Exercise description: Show every line containing "JSON" by copying it.

####################

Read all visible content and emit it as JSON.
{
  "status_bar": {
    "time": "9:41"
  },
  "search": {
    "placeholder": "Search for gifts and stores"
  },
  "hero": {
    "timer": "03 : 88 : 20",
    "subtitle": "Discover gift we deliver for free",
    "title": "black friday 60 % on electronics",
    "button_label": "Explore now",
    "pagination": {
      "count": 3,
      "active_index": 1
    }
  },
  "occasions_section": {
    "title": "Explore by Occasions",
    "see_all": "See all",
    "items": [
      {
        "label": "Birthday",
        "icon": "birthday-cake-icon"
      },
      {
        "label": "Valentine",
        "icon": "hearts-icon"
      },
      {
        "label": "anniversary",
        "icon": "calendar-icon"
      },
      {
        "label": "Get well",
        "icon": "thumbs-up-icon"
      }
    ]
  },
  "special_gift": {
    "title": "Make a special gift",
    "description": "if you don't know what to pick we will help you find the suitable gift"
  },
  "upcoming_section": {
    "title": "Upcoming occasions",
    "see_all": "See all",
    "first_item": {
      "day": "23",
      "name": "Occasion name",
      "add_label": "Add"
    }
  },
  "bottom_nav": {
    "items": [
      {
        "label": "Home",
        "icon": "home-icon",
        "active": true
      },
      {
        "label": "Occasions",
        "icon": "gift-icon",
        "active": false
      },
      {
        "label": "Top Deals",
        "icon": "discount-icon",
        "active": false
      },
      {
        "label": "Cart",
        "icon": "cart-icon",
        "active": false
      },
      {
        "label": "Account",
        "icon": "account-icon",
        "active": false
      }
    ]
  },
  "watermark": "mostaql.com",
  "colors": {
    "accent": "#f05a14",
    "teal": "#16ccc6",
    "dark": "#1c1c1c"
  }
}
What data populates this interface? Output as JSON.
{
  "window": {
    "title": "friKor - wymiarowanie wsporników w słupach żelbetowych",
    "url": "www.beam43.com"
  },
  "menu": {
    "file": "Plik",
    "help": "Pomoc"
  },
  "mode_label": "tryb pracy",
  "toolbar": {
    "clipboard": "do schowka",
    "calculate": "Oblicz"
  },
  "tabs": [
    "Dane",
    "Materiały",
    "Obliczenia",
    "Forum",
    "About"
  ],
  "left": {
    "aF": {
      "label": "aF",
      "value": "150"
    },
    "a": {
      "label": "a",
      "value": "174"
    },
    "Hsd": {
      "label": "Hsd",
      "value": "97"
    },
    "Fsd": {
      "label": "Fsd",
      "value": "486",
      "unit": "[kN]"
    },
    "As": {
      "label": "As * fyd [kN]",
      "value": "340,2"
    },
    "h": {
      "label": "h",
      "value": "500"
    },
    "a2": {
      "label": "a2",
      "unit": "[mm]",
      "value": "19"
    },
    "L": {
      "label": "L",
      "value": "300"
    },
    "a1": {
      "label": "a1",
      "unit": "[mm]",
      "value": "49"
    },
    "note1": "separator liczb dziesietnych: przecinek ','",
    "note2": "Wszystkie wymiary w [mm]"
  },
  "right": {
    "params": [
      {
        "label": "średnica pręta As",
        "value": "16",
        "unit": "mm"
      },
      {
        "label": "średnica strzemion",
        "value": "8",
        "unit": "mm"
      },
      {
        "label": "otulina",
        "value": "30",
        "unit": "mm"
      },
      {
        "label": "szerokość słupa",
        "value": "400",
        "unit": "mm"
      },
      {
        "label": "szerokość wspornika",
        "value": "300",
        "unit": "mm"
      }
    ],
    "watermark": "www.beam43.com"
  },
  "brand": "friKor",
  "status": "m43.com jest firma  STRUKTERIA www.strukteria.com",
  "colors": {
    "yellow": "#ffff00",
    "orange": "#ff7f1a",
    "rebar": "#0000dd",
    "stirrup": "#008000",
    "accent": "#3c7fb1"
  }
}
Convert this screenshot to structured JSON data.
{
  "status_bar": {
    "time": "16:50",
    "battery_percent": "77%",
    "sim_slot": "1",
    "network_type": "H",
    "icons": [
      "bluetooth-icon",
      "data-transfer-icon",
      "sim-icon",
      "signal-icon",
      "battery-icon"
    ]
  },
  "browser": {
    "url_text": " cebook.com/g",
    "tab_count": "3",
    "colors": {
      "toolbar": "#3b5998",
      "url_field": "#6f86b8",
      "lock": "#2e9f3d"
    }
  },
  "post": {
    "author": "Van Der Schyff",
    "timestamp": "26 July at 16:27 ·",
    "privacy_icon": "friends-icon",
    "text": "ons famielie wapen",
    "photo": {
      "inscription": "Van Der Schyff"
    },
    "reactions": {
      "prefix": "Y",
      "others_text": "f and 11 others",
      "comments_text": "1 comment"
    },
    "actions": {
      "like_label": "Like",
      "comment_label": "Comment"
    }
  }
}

####################

Solution below:
Read all visible content and emit it as JSON.
What data populates this interface? Output as JSON.
Convert this screenshot to structured JSON data.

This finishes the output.